Working data -
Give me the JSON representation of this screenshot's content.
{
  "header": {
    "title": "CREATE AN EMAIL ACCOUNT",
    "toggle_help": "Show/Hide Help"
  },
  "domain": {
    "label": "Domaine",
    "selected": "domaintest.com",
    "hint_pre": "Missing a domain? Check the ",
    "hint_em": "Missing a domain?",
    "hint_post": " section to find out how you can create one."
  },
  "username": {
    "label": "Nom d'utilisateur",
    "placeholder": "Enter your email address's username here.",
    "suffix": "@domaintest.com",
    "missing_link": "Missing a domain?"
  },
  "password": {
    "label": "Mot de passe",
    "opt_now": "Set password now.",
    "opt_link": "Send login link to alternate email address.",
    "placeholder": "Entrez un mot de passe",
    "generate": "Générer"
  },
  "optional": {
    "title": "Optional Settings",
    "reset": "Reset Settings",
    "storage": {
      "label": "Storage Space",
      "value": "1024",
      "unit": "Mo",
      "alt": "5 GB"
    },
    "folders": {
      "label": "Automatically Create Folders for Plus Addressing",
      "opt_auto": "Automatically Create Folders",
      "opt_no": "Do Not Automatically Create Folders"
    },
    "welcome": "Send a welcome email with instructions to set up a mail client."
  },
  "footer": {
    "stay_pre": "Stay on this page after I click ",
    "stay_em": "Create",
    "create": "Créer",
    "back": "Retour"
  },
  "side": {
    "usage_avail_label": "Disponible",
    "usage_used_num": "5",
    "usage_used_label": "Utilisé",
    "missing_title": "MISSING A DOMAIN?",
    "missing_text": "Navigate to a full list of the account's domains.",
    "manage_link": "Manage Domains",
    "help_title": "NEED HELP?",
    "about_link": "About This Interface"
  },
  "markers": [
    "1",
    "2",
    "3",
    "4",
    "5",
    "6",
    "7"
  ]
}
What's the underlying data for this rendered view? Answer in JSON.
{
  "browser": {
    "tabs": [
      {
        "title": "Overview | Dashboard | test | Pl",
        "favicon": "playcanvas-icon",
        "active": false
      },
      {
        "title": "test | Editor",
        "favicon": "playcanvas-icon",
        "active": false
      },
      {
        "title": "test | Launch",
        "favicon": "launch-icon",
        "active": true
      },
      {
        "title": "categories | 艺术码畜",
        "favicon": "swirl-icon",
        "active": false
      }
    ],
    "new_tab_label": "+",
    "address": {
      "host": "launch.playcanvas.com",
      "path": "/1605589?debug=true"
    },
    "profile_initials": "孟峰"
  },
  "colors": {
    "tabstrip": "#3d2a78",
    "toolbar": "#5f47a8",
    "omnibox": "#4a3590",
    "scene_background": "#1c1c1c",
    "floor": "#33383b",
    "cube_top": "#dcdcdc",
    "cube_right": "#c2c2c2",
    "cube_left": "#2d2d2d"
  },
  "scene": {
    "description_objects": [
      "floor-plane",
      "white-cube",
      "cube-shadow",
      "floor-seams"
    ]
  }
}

What is needed - Repeat every record, keeping each word and mark exactly as it is.

Result of the task -
Give me the JSON representation of this screenshot's content.
{
  "header": {
    "title": "CREATE AN EMAIL ACCOUNT",
    "toggle_help": "Show/Hide Help"
  },
  "domain": {
    "label": "Domaine",
    "selected": "domaintest.com",
    "hint_pre": "Missing a domain? Check the ",
    "hint_em": "Missing a domain?",
    "hint_post": " section to find out how you can create one."
  },
  "username": {
    "label": "Nom d'utilisateur",
    "placeholder": "Enter your email address's username here.",
    "suffix": "@domaintest.com",
    "missing_link": "Missing a domain?"
  },
  "password": {
    "label": "Mot de passe",
    "opt_now": "Set password now.",
    "opt_link": "Send login link to alternate email address.",
    "placeholder": "Entrez un mot de passe",
    "generate": "Générer"
  },
  "optional": {
    "title": "Optional Settings",
    "reset": "Reset Settings",
    "storage": {
      "label": "Storage Space",
      "value": "1024",
      "unit": "Mo",
      "alt": "5 GB"
    },
    "folders": {
      "label": "Automatically Create Folders for Plus Addressing",
      "opt_auto": "Automatically Create Folders",
      "opt_no": "Do Not Automatically Create Folders"
    },
    "welcome": "Send a welcome email with instructions to set up a mail client."
  },
  "footer": {
    "stay_pre": "Stay on this page after I click ",
    "stay_em": "Create",
    "create": "Créer",
    "back": "Retour"
  },
  "side": {
    "usage_avail_label": "Disponible",
    "usage_used_num": "5",
    "usage_used_label": "Utilisé",
    "missing_title": "MISSING A DOMAIN?",
    "missing_text": "Navigate to a full list of the account's domains.",
    "manage_link": "Manage Domains",
    "help_title": "NEED HELP?",
    "about_link": "About This Interface"
  },
  "markers": [
    "1",
    "2",
    "3",
    "4",
    "5",
    "6",
    "7"
  ]
}
What's the underlying data for this rendered view? Answer in JSON.
{
  "browser": {
    "tabs": [
      {
        "title": "Overview | Dashboard | test | Pl",
        "favicon": "playcanvas-icon",
        "active": false
      },
      {
        "title": "test | Editor",
        "favicon": "playcanvas-icon",
        "active": false
      },
      {
        "title": "test | Launch",
        "favicon": "launch-icon",
        "active": true
      },
      {
        "title": "categories | 艺术码畜",
        "favicon": "swirl-icon",
        "active": false
      }
    ],
    "new_tab_label": "+",
    "address": {
      "host": "launch.playcanvas.com",
      "path": "/1605589?debug=true"
    },
    "profile_initials": "孟峰"
  },
  "colors": {
    "tabstrip": "#3d2a78",
    "toolbar": "#5f47a8",
    "omnibox": "#4a3590",
    "scene_background": "#1c1c1c",
    "floor": "#33383b",
    "cube_top": "#dcdcdc",
    "cube_right": "#c2c2c2",
    "cube_left": "#2d2d2d"
  },
  "scene": {
    "description_objects": [
      "floor-plane",
      "white-cube",
      "cube-shadow",
      "floor-seams"
    ]
  }
}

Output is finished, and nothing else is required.